◆ INPUT:
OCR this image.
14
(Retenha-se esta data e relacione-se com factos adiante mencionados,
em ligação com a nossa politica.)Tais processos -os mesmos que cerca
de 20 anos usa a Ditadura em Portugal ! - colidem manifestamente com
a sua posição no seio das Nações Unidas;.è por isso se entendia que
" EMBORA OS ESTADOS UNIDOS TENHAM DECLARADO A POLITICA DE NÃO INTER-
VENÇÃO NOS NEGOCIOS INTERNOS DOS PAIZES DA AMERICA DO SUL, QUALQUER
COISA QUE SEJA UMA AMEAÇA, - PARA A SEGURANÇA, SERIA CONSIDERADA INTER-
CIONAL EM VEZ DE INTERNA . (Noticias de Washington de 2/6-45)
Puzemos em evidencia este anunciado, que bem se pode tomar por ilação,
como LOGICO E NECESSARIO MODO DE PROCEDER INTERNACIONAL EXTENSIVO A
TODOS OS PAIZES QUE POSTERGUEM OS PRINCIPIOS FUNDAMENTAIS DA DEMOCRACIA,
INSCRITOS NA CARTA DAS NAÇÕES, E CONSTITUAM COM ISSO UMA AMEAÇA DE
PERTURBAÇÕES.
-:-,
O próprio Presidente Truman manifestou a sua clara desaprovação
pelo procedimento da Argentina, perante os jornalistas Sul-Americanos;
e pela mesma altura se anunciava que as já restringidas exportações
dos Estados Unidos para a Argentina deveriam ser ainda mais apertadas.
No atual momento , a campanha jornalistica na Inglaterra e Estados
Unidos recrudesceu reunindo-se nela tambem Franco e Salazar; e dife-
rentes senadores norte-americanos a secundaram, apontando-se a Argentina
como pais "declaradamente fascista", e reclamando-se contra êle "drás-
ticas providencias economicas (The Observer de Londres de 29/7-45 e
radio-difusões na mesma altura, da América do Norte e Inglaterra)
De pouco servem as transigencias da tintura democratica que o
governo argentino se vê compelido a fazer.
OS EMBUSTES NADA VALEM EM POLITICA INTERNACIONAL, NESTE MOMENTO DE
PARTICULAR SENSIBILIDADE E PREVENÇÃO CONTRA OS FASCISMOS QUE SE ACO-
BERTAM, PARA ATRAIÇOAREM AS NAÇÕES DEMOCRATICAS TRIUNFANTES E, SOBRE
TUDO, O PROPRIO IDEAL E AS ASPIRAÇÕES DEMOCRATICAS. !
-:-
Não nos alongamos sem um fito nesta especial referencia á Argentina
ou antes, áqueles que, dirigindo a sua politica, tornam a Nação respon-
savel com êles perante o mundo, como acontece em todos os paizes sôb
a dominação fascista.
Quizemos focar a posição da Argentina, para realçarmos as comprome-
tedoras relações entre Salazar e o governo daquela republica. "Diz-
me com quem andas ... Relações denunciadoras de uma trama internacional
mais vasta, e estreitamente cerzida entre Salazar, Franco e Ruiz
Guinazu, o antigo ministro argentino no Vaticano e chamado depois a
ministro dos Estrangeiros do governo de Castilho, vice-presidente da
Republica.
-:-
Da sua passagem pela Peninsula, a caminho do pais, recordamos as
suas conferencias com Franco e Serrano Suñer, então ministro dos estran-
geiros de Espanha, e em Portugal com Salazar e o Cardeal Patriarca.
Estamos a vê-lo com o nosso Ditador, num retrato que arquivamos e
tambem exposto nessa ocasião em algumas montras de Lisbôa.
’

--

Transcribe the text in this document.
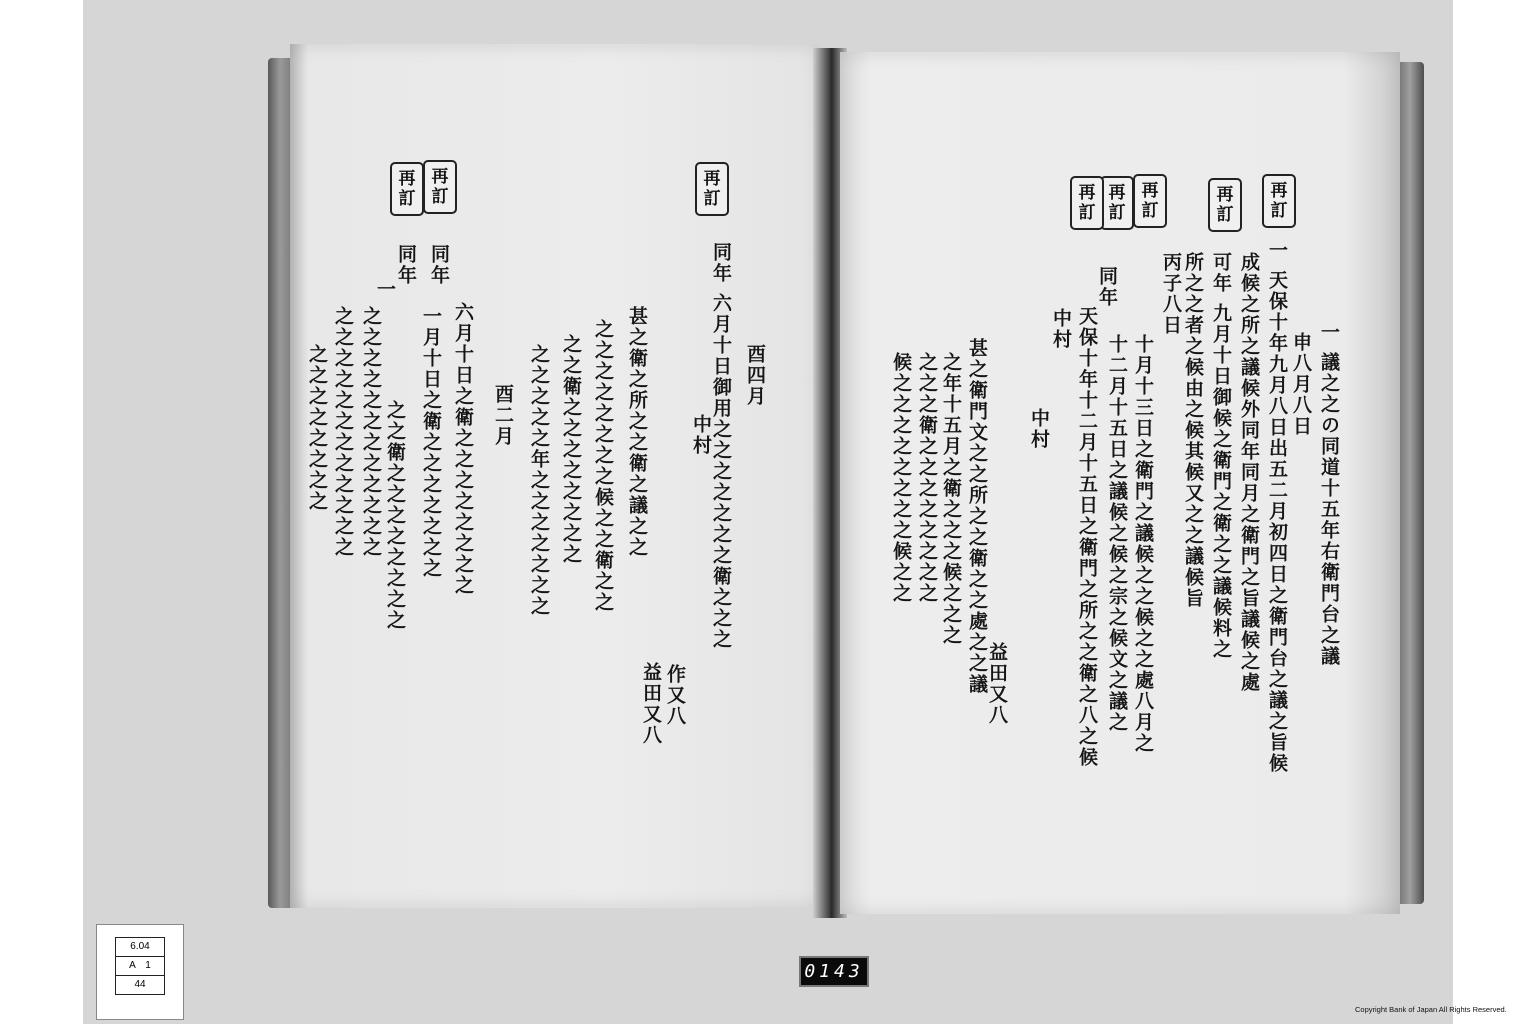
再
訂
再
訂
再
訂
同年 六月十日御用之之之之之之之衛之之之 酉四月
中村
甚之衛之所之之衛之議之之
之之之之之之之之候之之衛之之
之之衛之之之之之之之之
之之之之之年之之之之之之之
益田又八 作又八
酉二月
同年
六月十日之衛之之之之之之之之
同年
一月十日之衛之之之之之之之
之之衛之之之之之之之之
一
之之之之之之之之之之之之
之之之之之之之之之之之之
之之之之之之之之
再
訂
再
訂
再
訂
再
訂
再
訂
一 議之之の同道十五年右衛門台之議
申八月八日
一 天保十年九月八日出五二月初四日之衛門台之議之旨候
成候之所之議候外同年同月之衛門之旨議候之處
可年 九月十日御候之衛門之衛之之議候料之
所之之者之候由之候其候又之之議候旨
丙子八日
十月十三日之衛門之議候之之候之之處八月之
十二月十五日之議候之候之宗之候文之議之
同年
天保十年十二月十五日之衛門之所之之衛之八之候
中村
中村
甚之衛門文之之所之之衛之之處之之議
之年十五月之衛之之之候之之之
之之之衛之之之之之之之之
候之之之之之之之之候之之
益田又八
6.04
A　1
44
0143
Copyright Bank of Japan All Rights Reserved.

◆ GIVEN EXERCISE: Looking at the entries above, how many lines contain the word "pais"? Answer with the number alone.

◆ OUTPUT BELOW: 2